▶ **Makale**:
################
PKK nın siyasi yapılanması doğrultusunda ifade vermeye çağırılan BDP li vekiller emine ayna-sebahat tuncel-selahattin demirtaş-ahmet türk ve aysel tuğluk ifade vermeye gitmeyeceklerini 11 ağır ceza mahkemesininde zorla getirilmelerine karar vermesi üzerine çıkan yeni polemik ise gerginliğin işaretlerini veriyor.
hukuk devletinden demokrasiden ve insan haklarında söz edenlerin hukuk tanımazlığı, demokrasinin kendi tekellerinde olduğu kavramı nasılda yerleşmiş ne yaptıklarını bilmeyen acz kitlesi haline dönüşmüş.
iyice saçmalayan adeta panikle ne yapacaklarını bilmeyen bu kargaşa küfür ve kandan beslenen zihniyetin düştü zavallı durumu tespitte mahkemelerin hangi standartları uygulayacağını ve hukukun ne kadar üstün olduğunu hep beraber göreceğiz!
türkiye cumhuriyeti devleti bakidir.
################
Öğe konum verileri
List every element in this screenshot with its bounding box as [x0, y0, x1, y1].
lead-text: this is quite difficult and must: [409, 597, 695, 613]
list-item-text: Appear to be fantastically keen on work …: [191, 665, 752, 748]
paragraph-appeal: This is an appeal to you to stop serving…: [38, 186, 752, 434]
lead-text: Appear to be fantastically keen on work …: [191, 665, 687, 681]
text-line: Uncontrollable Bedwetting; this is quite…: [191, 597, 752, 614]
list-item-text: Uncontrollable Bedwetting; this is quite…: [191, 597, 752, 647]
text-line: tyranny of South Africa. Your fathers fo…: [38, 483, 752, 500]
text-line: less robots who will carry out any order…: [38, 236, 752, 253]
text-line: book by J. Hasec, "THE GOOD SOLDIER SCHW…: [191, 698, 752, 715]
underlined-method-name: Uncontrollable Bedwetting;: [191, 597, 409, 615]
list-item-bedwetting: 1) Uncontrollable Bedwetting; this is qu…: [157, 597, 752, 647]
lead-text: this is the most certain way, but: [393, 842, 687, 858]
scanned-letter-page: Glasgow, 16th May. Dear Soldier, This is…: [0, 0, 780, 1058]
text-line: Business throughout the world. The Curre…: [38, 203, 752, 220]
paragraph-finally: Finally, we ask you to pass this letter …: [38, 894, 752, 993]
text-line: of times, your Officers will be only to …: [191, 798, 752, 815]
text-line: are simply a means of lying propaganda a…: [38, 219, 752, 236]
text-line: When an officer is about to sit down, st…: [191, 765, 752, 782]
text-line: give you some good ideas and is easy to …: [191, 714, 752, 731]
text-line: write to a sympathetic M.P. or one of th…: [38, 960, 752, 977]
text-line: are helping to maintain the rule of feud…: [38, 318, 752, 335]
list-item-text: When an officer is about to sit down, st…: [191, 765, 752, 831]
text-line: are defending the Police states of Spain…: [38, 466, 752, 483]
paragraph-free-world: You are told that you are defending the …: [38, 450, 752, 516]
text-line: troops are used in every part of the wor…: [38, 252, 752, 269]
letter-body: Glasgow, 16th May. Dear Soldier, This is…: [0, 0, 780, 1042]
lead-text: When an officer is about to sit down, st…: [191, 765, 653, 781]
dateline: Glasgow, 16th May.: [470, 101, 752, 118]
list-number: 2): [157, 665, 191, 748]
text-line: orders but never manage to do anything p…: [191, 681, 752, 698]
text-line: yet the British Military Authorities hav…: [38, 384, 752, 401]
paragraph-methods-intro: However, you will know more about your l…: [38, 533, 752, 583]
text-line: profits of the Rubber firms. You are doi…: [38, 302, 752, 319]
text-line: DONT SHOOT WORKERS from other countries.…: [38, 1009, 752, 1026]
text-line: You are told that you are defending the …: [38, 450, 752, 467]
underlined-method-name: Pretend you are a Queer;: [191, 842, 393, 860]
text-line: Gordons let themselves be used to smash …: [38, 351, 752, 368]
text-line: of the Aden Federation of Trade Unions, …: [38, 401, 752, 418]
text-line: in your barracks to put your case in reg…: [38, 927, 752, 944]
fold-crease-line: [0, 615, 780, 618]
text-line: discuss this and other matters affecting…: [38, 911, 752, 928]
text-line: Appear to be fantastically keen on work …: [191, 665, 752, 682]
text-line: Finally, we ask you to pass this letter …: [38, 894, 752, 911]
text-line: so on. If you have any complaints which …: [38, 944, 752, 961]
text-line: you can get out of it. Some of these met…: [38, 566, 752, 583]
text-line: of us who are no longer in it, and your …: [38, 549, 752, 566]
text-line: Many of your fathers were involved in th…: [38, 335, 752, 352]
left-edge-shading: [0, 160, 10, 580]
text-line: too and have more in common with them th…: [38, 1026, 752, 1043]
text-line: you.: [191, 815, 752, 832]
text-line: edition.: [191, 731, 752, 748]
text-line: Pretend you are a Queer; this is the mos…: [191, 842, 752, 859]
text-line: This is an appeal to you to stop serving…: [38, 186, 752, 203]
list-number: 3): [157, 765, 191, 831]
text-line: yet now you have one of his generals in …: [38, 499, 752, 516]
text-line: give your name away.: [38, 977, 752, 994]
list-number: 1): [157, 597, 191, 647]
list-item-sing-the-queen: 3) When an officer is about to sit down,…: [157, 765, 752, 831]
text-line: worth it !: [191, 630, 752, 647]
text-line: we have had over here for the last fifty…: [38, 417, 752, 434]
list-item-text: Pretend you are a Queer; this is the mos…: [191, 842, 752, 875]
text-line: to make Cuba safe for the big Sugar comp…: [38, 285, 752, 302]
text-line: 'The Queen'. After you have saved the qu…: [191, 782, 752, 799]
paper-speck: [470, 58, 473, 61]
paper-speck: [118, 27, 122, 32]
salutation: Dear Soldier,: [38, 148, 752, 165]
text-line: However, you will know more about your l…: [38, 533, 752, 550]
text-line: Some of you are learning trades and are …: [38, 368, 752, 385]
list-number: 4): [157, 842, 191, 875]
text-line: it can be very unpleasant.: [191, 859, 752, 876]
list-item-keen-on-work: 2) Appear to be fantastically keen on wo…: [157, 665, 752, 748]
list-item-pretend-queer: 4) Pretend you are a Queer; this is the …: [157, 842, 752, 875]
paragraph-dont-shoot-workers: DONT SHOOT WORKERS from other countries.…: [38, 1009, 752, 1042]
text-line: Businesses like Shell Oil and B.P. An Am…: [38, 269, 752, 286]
################
▶ **Görev 1**:
Makalede "hukuk devletinden demokrasiden" sözlerinden başlayıp "kitlesi haline dönüşmüş." sözlerine kadar uzanan kısmın tamamını hiçbir değişiklik yapmadan yeniden yazın.
▶ **Görev 2**:
Makaleye göre aşağıdaki soruları yanıtlayın.
(a) Vekillerin zorla getirilmelerine hangi mahkeme karar verdi?
(b) Makale, mahkemeler ve hukuk hakkında neyi hep beraber göreceğimizi söylüyor?
(c) Makalenin son cümlesi Türkiye Cumhuriyeti devleti hakkında ne söylüyor?
Satırlar, makaleden ayrı ve bağımsız bir malzemedir.

▶ **Görev yanıtı 1**:
hukuk devletinden demokrasiden ve insan haklarında söz edenlerin hukuk tanımazlığı, demokrasinin kendi tekellerinde olduğu kavramı nasılda yerleşmiş ne yaptıklarını bilmeyen acz kitlesi haline dönüşmüş.

▶ **Görev yanıtı 2**:
(a) Vekillerin zorla getirilmelerine 11. Ağır Ceza Mahkemesi karar verdi.
(b) Mahkemelerin hangi standartları uygulayacağını ve hukukun ne kadar üstün olduğunu hep beraber göreceğiz.
(c) Son cümleye göre Türkiye Cumhuriyeti devleti bakidir.